* begin EXERCISE INPUTS *
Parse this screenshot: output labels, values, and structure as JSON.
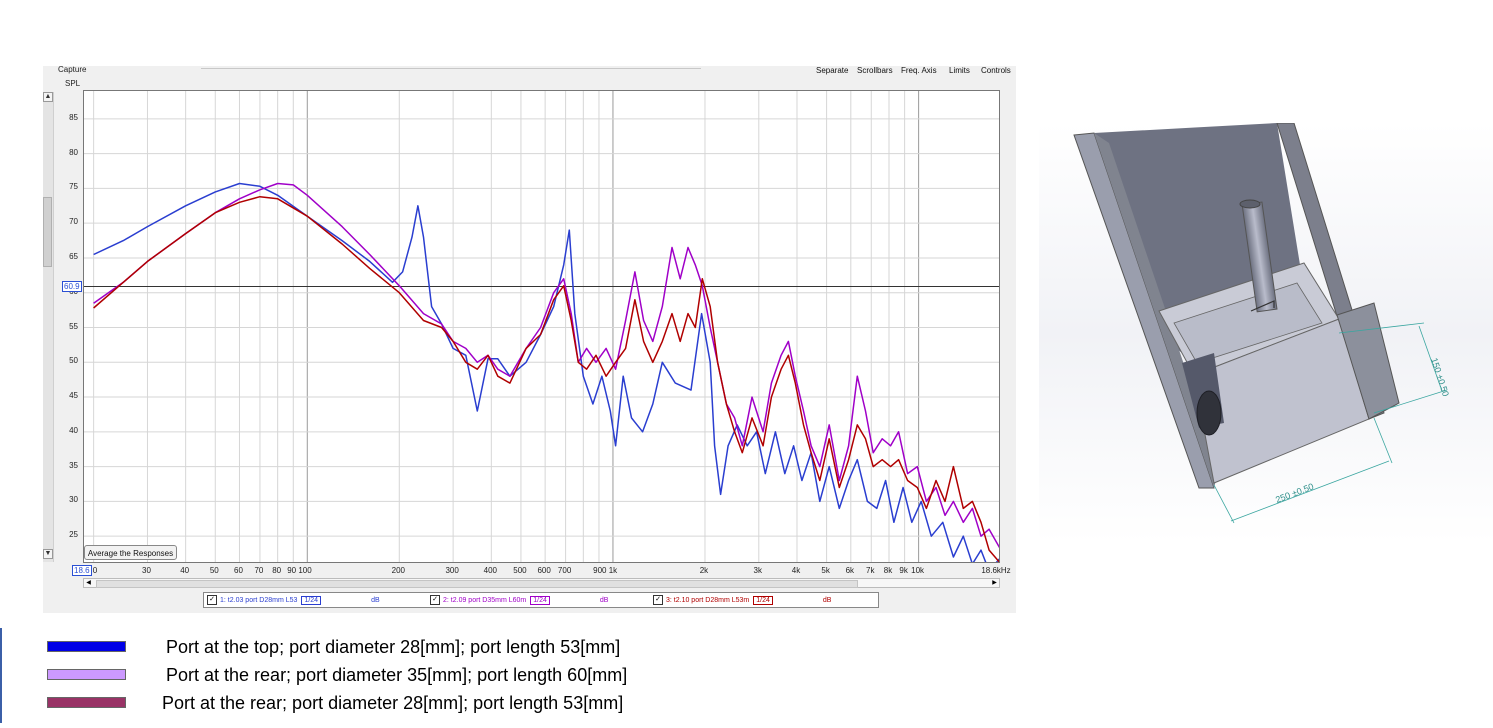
{
  "rew": {
    "capture_label": "Capture",
    "spl_label": "SPL",
    "menu": [
      "Separate",
      "Scrollbars",
      "Freq. Axis",
      "Limits",
      "Controls"
    ],
    "cursor_value": "60.9",
    "start_freq_box": "18.6",
    "x_end_label": "18.6kHz",
    "average_button": "Average the Responses",
    "scroll_up_glyph": "▲",
    "scroll_down_glyph": "▼",
    "scroll_left_glyph": "◀",
    "scroll_right_glyph": "▶",
    "traces": [
      {
        "check": "✓",
        "name": "1: t2.03 port D28mm L53",
        "smoothing": "1/24",
        "unit": "dB",
        "color": "#2a3ed0"
      },
      {
        "check": "✓",
        "name": "2: t2.09 port D35mm L60m",
        "smoothing": "1/24",
        "unit": "dB",
        "color": "#a000c8"
      },
      {
        "check": "✓",
        "name": "3: t2.10 port D28mm L53m",
        "smoothing": "1/24",
        "unit": "dB",
        "color": "#b00000"
      }
    ]
  },
  "legend": [
    {
      "label": "Port at the top; port diameter 28[mm]; port length 53[mm]",
      "color": "#0000e6"
    },
    {
      "label": "Port at the rear; port diameter 35[mm]; port length 60[mm]",
      "color": "#cc99ff"
    },
    {
      "label": "Port at the rear; port diameter 28[mm]; port length 53[mm]",
      "color": "#993366"
    }
  ],
  "cad": {
    "dim_height": "150 ±0.50",
    "dim_width": "250 ±0.50"
  },
  "chart_data": {
    "type": "line",
    "title": "",
    "xlabel": "",
    "ylabel": "SPL",
    "x_scale": "log",
    "xlim": [
      18.6,
      18600
    ],
    "ylim": [
      21,
      89
    ],
    "x_tick_labels": [
      "0",
      "30",
      "40",
      "50",
      "60",
      "70",
      "80",
      "90 100",
      "200",
      "300",
      "400",
      "500",
      "600",
      "700",
      "900 1k",
      "2k",
      "3k",
      "4k",
      "5k",
      "6k",
      "7k",
      "8k",
      "9k",
      "10k"
    ],
    "x_tick_values": [
      18.6,
      30,
      40,
      50,
      60,
      70,
      80,
      95,
      200,
      300,
      400,
      500,
      600,
      700,
      950,
      2000,
      3000,
      4000,
      5000,
      6000,
      7000,
      8000,
      9000,
      10000
    ],
    "y_ticks": [
      25,
      30,
      35,
      40,
      45,
      50,
      55,
      60,
      65,
      70,
      75,
      80,
      85
    ],
    "cursor_line_y": 60.9,
    "grid": true,
    "series": [
      {
        "name": "1: t2.03 port D28mm L53",
        "color": "#2a3ed0",
        "points": [
          [
            20,
            65.5
          ],
          [
            25,
            67.5
          ],
          [
            30,
            69.5
          ],
          [
            40,
            72.5
          ],
          [
            50,
            74.5
          ],
          [
            60,
            75.7
          ],
          [
            70,
            75.3
          ],
          [
            80,
            74
          ],
          [
            100,
            71
          ],
          [
            130,
            67.5
          ],
          [
            160,
            64.5
          ],
          [
            190,
            61.5
          ],
          [
            205,
            63
          ],
          [
            220,
            68
          ],
          [
            230,
            72.5
          ],
          [
            240,
            68
          ],
          [
            255,
            58
          ],
          [
            275,
            55.5
          ],
          [
            300,
            52
          ],
          [
            330,
            51
          ],
          [
            360,
            43
          ],
          [
            390,
            50.5
          ],
          [
            420,
            50.5
          ],
          [
            460,
            48
          ],
          [
            520,
            50
          ],
          [
            580,
            54
          ],
          [
            640,
            58
          ],
          [
            690,
            64
          ],
          [
            720,
            69
          ],
          [
            750,
            57
          ],
          [
            800,
            48
          ],
          [
            860,
            44
          ],
          [
            920,
            48
          ],
          [
            980,
            43
          ],
          [
            1020,
            38
          ],
          [
            1080,
            48
          ],
          [
            1150,
            42
          ],
          [
            1250,
            40
          ],
          [
            1350,
            44
          ],
          [
            1450,
            50
          ],
          [
            1600,
            47
          ],
          [
            1800,
            46
          ],
          [
            1950,
            57
          ],
          [
            2080,
            50
          ],
          [
            2150,
            38
          ],
          [
            2250,
            31
          ],
          [
            2380,
            38
          ],
          [
            2550,
            41
          ],
          [
            2750,
            38
          ],
          [
            2950,
            40
          ],
          [
            3150,
            34
          ],
          [
            3400,
            40
          ],
          [
            3650,
            34
          ],
          [
            3900,
            38
          ],
          [
            4150,
            33
          ],
          [
            4450,
            37
          ],
          [
            4750,
            30
          ],
          [
            5100,
            35
          ],
          [
            5500,
            29
          ],
          [
            5900,
            33
          ],
          [
            6300,
            36
          ],
          [
            6800,
            30
          ],
          [
            7300,
            29
          ],
          [
            7800,
            33
          ],
          [
            8300,
            27
          ],
          [
            8900,
            32
          ],
          [
            9500,
            27
          ],
          [
            10200,
            30
          ],
          [
            11000,
            25
          ],
          [
            12000,
            27
          ],
          [
            13000,
            22
          ],
          [
            14000,
            25
          ],
          [
            15000,
            21
          ],
          [
            16000,
            23
          ],
          [
            17000,
            20
          ],
          [
            18600,
            22
          ]
        ]
      },
      {
        "name": "2: t2.09 port D35mm L60m",
        "color": "#a000c8",
        "points": [
          [
            20,
            58.5
          ],
          [
            25,
            61.5
          ],
          [
            30,
            64.5
          ],
          [
            40,
            68.5
          ],
          [
            50,
            71.5
          ],
          [
            60,
            73.5
          ],
          [
            70,
            74.8
          ],
          [
            80,
            75.7
          ],
          [
            90,
            75.5
          ],
          [
            100,
            74
          ],
          [
            130,
            69.5
          ],
          [
            160,
            65.5
          ],
          [
            200,
            61
          ],
          [
            240,
            57
          ],
          [
            275,
            55.5
          ],
          [
            300,
            53
          ],
          [
            330,
            52
          ],
          [
            360,
            50
          ],
          [
            390,
            51
          ],
          [
            420,
            49
          ],
          [
            460,
            48
          ],
          [
            520,
            52
          ],
          [
            580,
            55
          ],
          [
            640,
            60
          ],
          [
            690,
            62
          ],
          [
            730,
            57
          ],
          [
            770,
            50
          ],
          [
            820,
            52
          ],
          [
            880,
            50
          ],
          [
            950,
            52
          ],
          [
            1020,
            49
          ],
          [
            1100,
            56
          ],
          [
            1180,
            63
          ],
          [
            1260,
            56
          ],
          [
            1350,
            53
          ],
          [
            1450,
            58
          ],
          [
            1560,
            66.5
          ],
          [
            1660,
            62
          ],
          [
            1760,
            66.5
          ],
          [
            1860,
            64
          ],
          [
            1960,
            61
          ],
          [
            2080,
            55
          ],
          [
            2200,
            50
          ],
          [
            2350,
            44
          ],
          [
            2500,
            42
          ],
          [
            2650,
            38
          ],
          [
            2850,
            45
          ],
          [
            3100,
            40
          ],
          [
            3300,
            47
          ],
          [
            3550,
            51
          ],
          [
            3750,
            53
          ],
          [
            3950,
            48
          ],
          [
            4200,
            43
          ],
          [
            4450,
            38
          ],
          [
            4750,
            35
          ],
          [
            5100,
            41
          ],
          [
            5500,
            33
          ],
          [
            5900,
            38
          ],
          [
            6300,
            48
          ],
          [
            6700,
            43
          ],
          [
            7100,
            37
          ],
          [
            7600,
            39
          ],
          [
            8100,
            38
          ],
          [
            8600,
            40
          ],
          [
            9200,
            34
          ],
          [
            9900,
            35
          ],
          [
            10600,
            30
          ],
          [
            11400,
            32
          ],
          [
            12200,
            28
          ],
          [
            13000,
            30
          ],
          [
            14000,
            27
          ],
          [
            15000,
            29
          ],
          [
            16000,
            25
          ],
          [
            17000,
            26
          ],
          [
            18600,
            23
          ]
        ]
      },
      {
        "name": "3: t2.10 port D28mm L53m",
        "color": "#b00000",
        "points": [
          [
            20,
            57.8
          ],
          [
            25,
            61.5
          ],
          [
            30,
            64.5
          ],
          [
            40,
            68.5
          ],
          [
            50,
            71.5
          ],
          [
            60,
            73
          ],
          [
            70,
            73.8
          ],
          [
            80,
            73.5
          ],
          [
            100,
            71
          ],
          [
            130,
            67
          ],
          [
            160,
            63.5
          ],
          [
            200,
            60
          ],
          [
            240,
            56
          ],
          [
            275,
            55
          ],
          [
            300,
            53
          ],
          [
            330,
            50
          ],
          [
            360,
            49
          ],
          [
            390,
            51
          ],
          [
            420,
            48
          ],
          [
            460,
            47
          ],
          [
            520,
            52
          ],
          [
            580,
            54
          ],
          [
            640,
            59
          ],
          [
            690,
            61
          ],
          [
            730,
            56
          ],
          [
            770,
            50
          ],
          [
            820,
            49
          ],
          [
            880,
            51
          ],
          [
            950,
            48
          ],
          [
            1020,
            50
          ],
          [
            1100,
            52
          ],
          [
            1180,
            59
          ],
          [
            1260,
            53
          ],
          [
            1350,
            50
          ],
          [
            1450,
            53
          ],
          [
            1560,
            57
          ],
          [
            1660,
            53
          ],
          [
            1760,
            57
          ],
          [
            1860,
            55
          ],
          [
            1960,
            62
          ],
          [
            2080,
            58
          ],
          [
            2200,
            50
          ],
          [
            2350,
            44
          ],
          [
            2500,
            40
          ],
          [
            2650,
            37
          ],
          [
            2850,
            42
          ],
          [
            3100,
            38
          ],
          [
            3300,
            45
          ],
          [
            3550,
            49
          ],
          [
            3750,
            51
          ],
          [
            3950,
            47
          ],
          [
            4200,
            41
          ],
          [
            4450,
            37
          ],
          [
            4750,
            33
          ],
          [
            5100,
            39
          ],
          [
            5500,
            32
          ],
          [
            5900,
            36
          ],
          [
            6300,
            41
          ],
          [
            6700,
            39
          ],
          [
            7100,
            35
          ],
          [
            7600,
            36
          ],
          [
            8100,
            35
          ],
          [
            8600,
            36
          ],
          [
            9200,
            33
          ],
          [
            9900,
            32
          ],
          [
            10600,
            29
          ],
          [
            11400,
            33
          ],
          [
            12200,
            30
          ],
          [
            13000,
            35
          ],
          [
            14000,
            29
          ],
          [
            15000,
            30
          ],
          [
            16000,
            27
          ],
          [
            17000,
            23
          ],
          [
            18600,
            21
          ]
        ]
      }
    ]
  }
}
* end EXERCISE INPUTS *
**OBJECTIVE**: Look through the entries above; copy each line where the string "rear" appears.

**PROBLEM SOLUTION**:
      "label": "Port at the rear; port diameter 35[mm]; port length 60[mm]",
      "label": "Port at the rear; port diameter 28[mm]; port length 53[mm]",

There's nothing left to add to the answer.